(Directive)
Extract the text of each entry below exactly, leaving every image behind.

[Begin Materials provided]

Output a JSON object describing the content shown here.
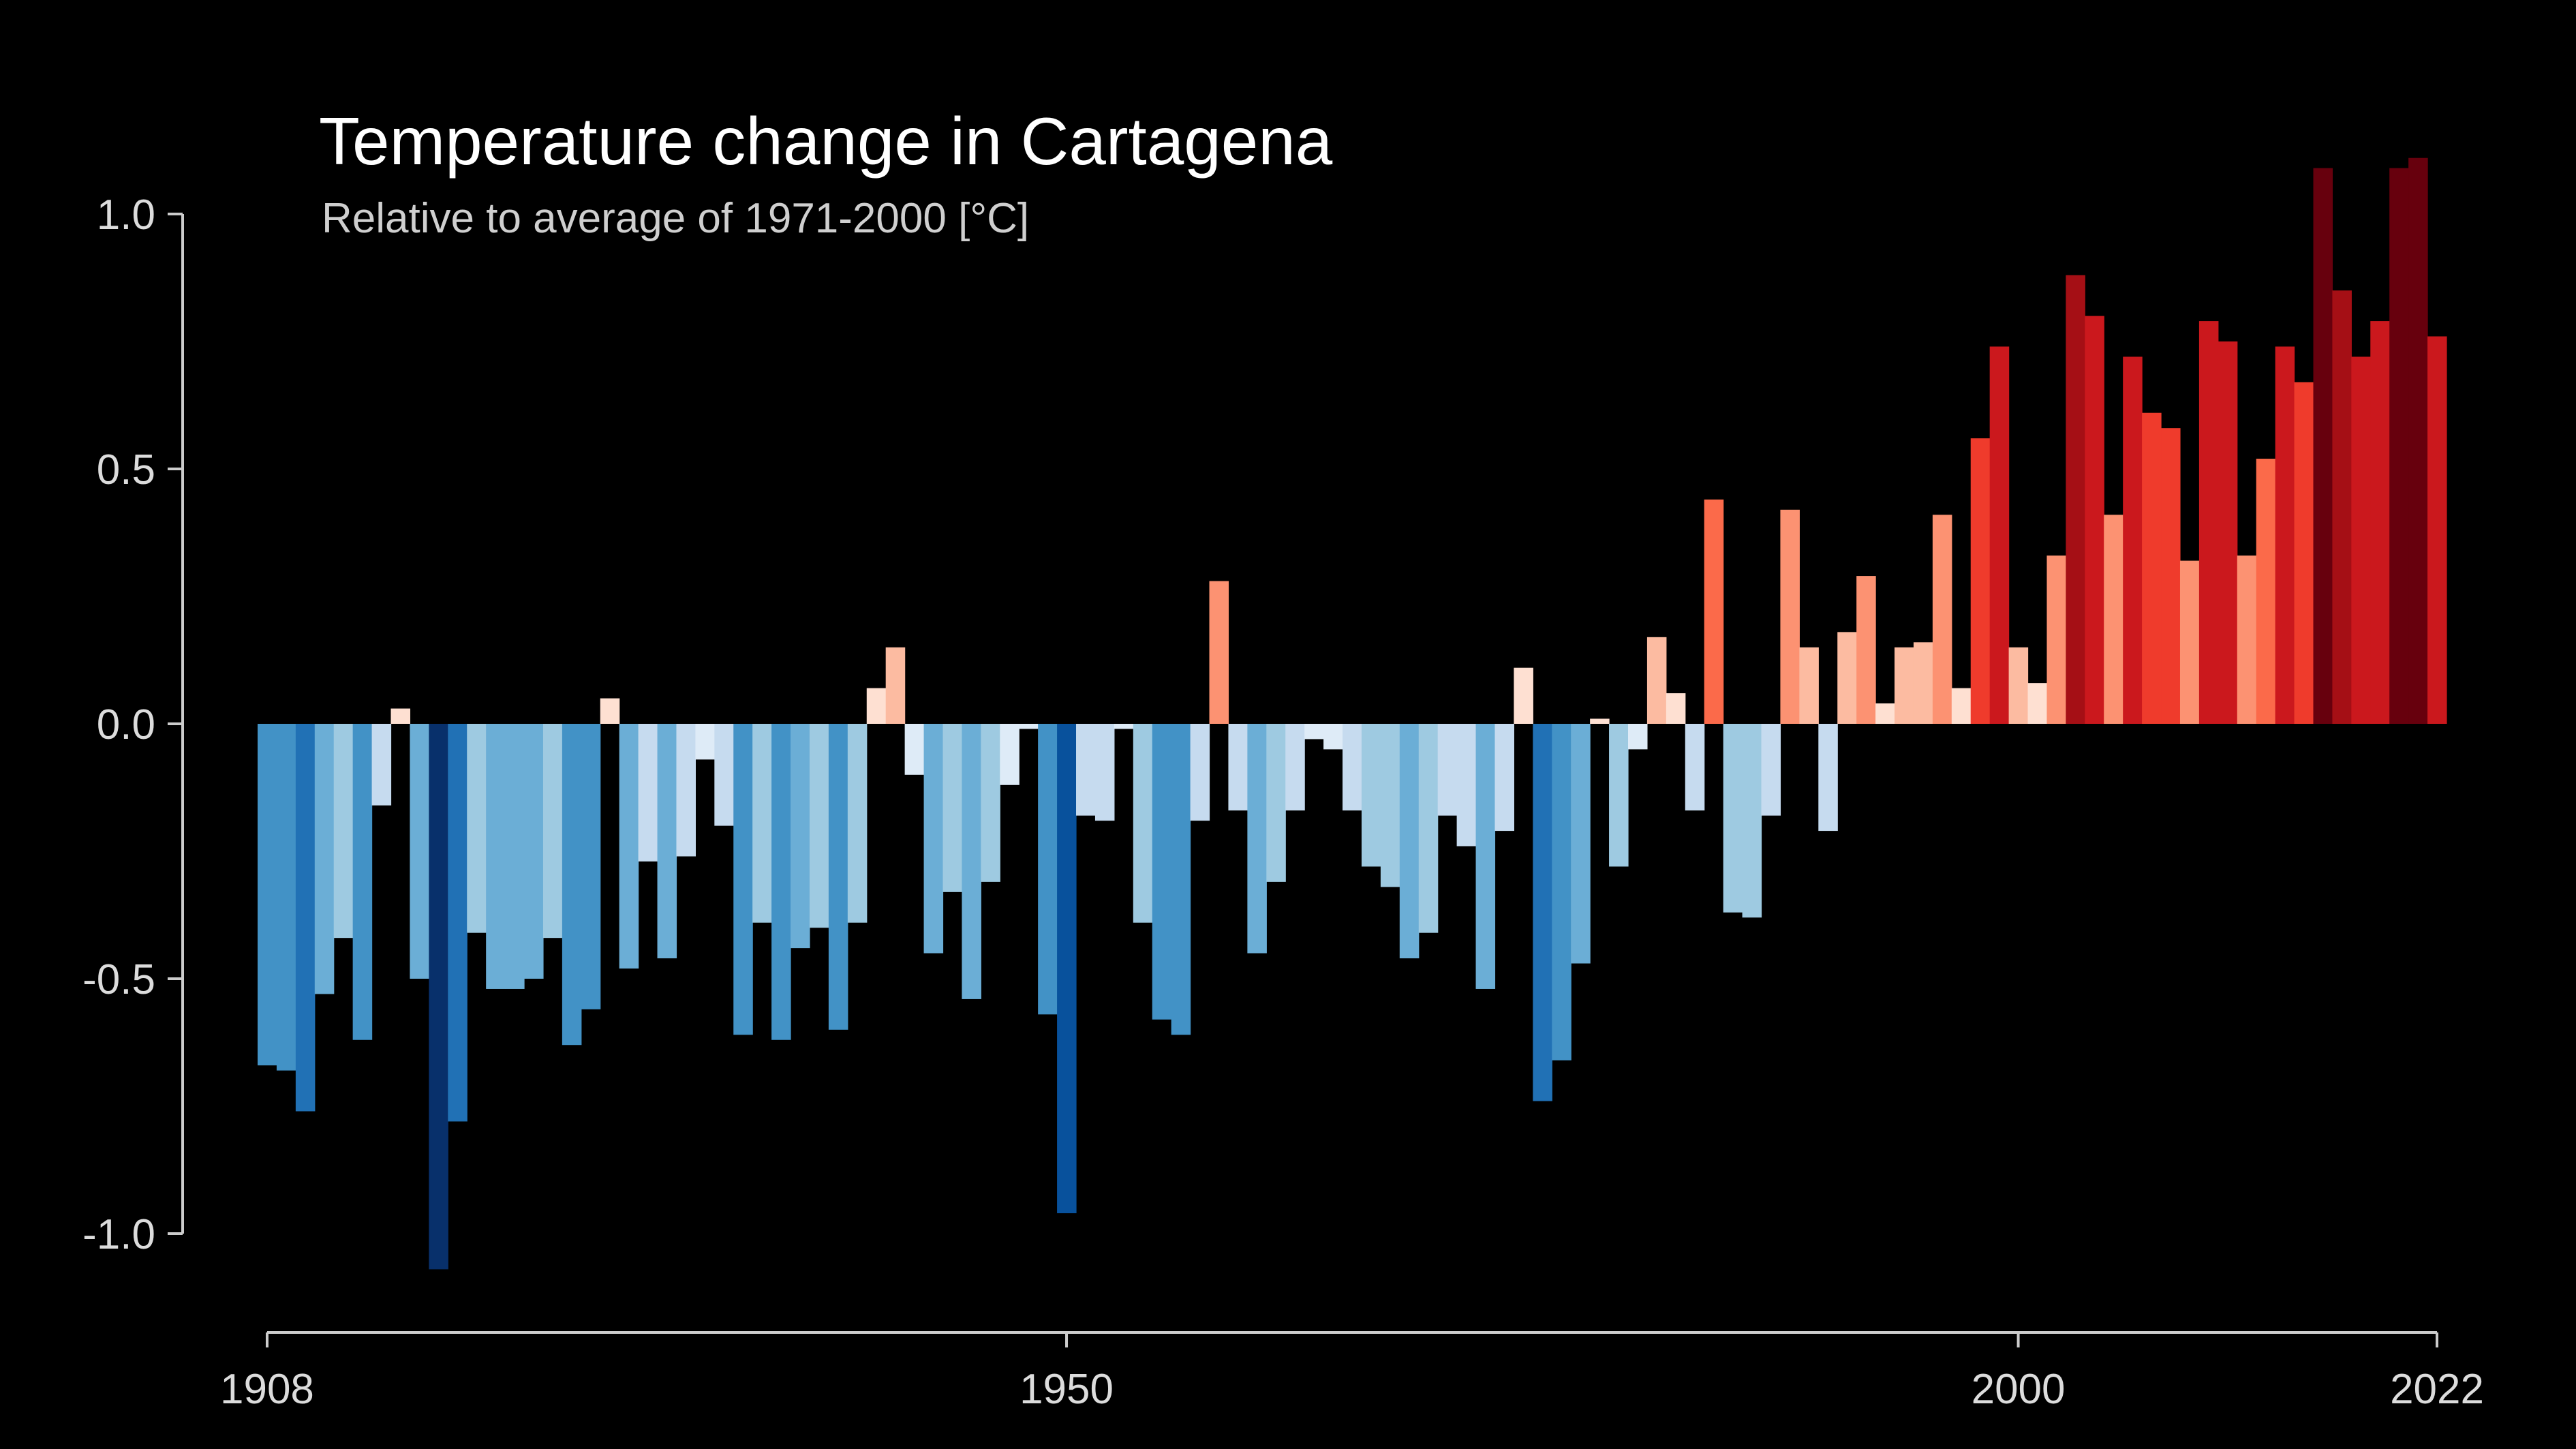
{
  "chart_data": {
    "type": "bar",
    "title": "Temperature change in Cartagena",
    "subtitle": "Relative to average of 1971-2000  [°C]",
    "xlabel": "",
    "ylabel": "",
    "x_start": 1908,
    "x_end": 2022,
    "x_ticks": [
      1908,
      1950,
      2000,
      2022
    ],
    "y_ticks": [
      1.0,
      0.5,
      0.0,
      -0.5,
      -1.0
    ],
    "y_tick_labels": [
      "1.0",
      "0.5",
      "0.0",
      "-0.5",
      "-1.0"
    ],
    "ylim": [
      -1.1,
      1.15
    ],
    "grid": false,
    "legend": "none",
    "series": [
      {
        "values": [
          -0.67,
          -0.68,
          -0.76,
          -0.53,
          -0.42,
          -0.62,
          -0.16,
          0.03,
          -0.5,
          -1.07,
          -0.78,
          -0.41,
          -0.52,
          -0.52,
          -0.5,
          -0.42,
          -0.63,
          -0.56,
          0.05,
          -0.48,
          -0.27,
          -0.46,
          -0.26,
          -0.07,
          -0.2,
          -0.61,
          -0.39,
          -0.62,
          -0.44,
          -0.4,
          -0.6,
          -0.39,
          0.07,
          0.15,
          -0.1,
          -0.45,
          -0.33,
          -0.54,
          -0.31,
          -0.12,
          -0.01,
          -0.57,
          -0.96,
          -0.18,
          -0.19,
          -0.01,
          -0.39,
          -0.58,
          -0.61,
          -0.19,
          0.28,
          -0.17,
          -0.45,
          -0.31,
          -0.17,
          -0.03,
          -0.05,
          -0.17,
          -0.28,
          -0.32,
          -0.46,
          -0.41,
          -0.18,
          -0.24,
          -0.52,
          -0.21,
          0.11,
          -0.74,
          -0.66,
          -0.47,
          0.01,
          -0.28,
          -0.05,
          0.17,
          0.06,
          -0.17,
          0.44,
          -0.37,
          -0.38,
          -0.18,
          0.42,
          0.15,
          -0.21,
          0.18,
          0.29,
          0.04,
          0.15,
          0.16,
          0.41,
          0.07,
          0.56,
          0.74,
          0.15,
          0.08,
          0.33,
          0.88,
          0.8,
          0.41,
          0.72,
          0.61,
          0.58,
          0.32,
          0.79,
          0.75,
          0.33,
          0.52,
          0.74,
          0.67,
          1.09,
          0.85,
          0.72,
          0.79,
          1.09,
          1.11,
          0.76
        ]
      }
    ],
    "colors": {
      "background": "#000000",
      "axis": "#cccccc",
      "cold_scale": [
        "#08306b",
        "#08519c",
        "#2171b5",
        "#4292c6",
        "#6baed6",
        "#9ecae1",
        "#c6dbef",
        "#deebf7"
      ],
      "warm_scale": [
        "#fee0d2",
        "#fcbba1",
        "#fc9272",
        "#fb6a4a",
        "#ef3b2c",
        "#cb181d",
        "#a50f15",
        "#67000d"
      ]
    }
  }
}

[End Materials provided]

(Correct response)
Output a JSON object describing the content shown here.
{
  "chart_data": {
    "type": "bar",
    "title": "Temperature change in Cartagena",
    "subtitle": "Relative to average of 1971-2000  [°C]",
    "xlabel": "",
    "ylabel": "",
    "x_start": 1908,
    "x_end": 2022,
    "x_ticks": [
      1908,
      1950,
      2000,
      2022
    ],
    "y_ticks": [
      1.0,
      0.5,
      0.0,
      -0.5,
      -1.0
    ],
    "y_tick_labels": [
      "1.0",
      "0.5",
      "0.0",
      "-0.5",
      "-1.0"
    ],
    "ylim": [
      -1.1,
      1.15
    ],
    "grid": false,
    "legend": "none",
    "series": [
      {
        "values": [
          -0.67,
          -0.68,
          -0.76,
          -0.53,
          -0.42,
          -0.62,
          -0.16,
          0.03,
          -0.5,
          -1.07,
          -0.78,
          -0.41,
          -0.52,
          -0.52,
          -0.5,
          -0.42,
          -0.63,
          -0.56,
          0.05,
          -0.48,
          -0.27,
          -0.46,
          -0.26,
          -0.07,
          -0.2,
          -0.61,
          -0.39,
          -0.62,
          -0.44,
          -0.4,
          -0.6,
          -0.39,
          0.07,
          0.15,
          -0.1,
          -0.45,
          -0.33,
          -0.54,
          -0.31,
          -0.12,
          -0.01,
          -0.57,
          -0.96,
          -0.18,
          -0.19,
          -0.01,
          -0.39,
          -0.58,
          -0.61,
          -0.19,
          0.28,
          -0.17,
          -0.45,
          -0.31,
          -0.17,
          -0.03,
          -0.05,
          -0.17,
          -0.28,
          -0.32,
          -0.46,
          -0.41,
          -0.18,
          -0.24,
          -0.52,
          -0.21,
          0.11,
          -0.74,
          -0.66,
          -0.47,
          0.01,
          -0.28,
          -0.05,
          0.17,
          0.06,
          -0.17,
          0.44,
          -0.37,
          -0.38,
          -0.18,
          0.42,
          0.15,
          -0.21,
          0.18,
          0.29,
          0.04,
          0.15,
          0.16,
          0.41,
          0.07,
          0.56,
          0.74,
          0.15,
          0.08,
          0.33,
          0.88,
          0.8,
          0.41,
          0.72,
          0.61,
          0.58,
          0.32,
          0.79,
          0.75,
          0.33,
          0.52,
          0.74,
          0.67,
          1.09,
          0.85,
          0.72,
          0.79,
          1.09,
          1.11,
          0.76
        ]
      }
    ],
    "colors": {
      "background": "#000000",
      "axis": "#cccccc",
      "cold_scale": [
        "#08306b",
        "#08519c",
        "#2171b5",
        "#4292c6",
        "#6baed6",
        "#9ecae1",
        "#c6dbef",
        "#deebf7"
      ],
      "warm_scale": [
        "#fee0d2",
        "#fcbba1",
        "#fc9272",
        "#fb6a4a",
        "#ef3b2c",
        "#cb181d",
        "#a50f15",
        "#67000d"
      ]
    }
  }
}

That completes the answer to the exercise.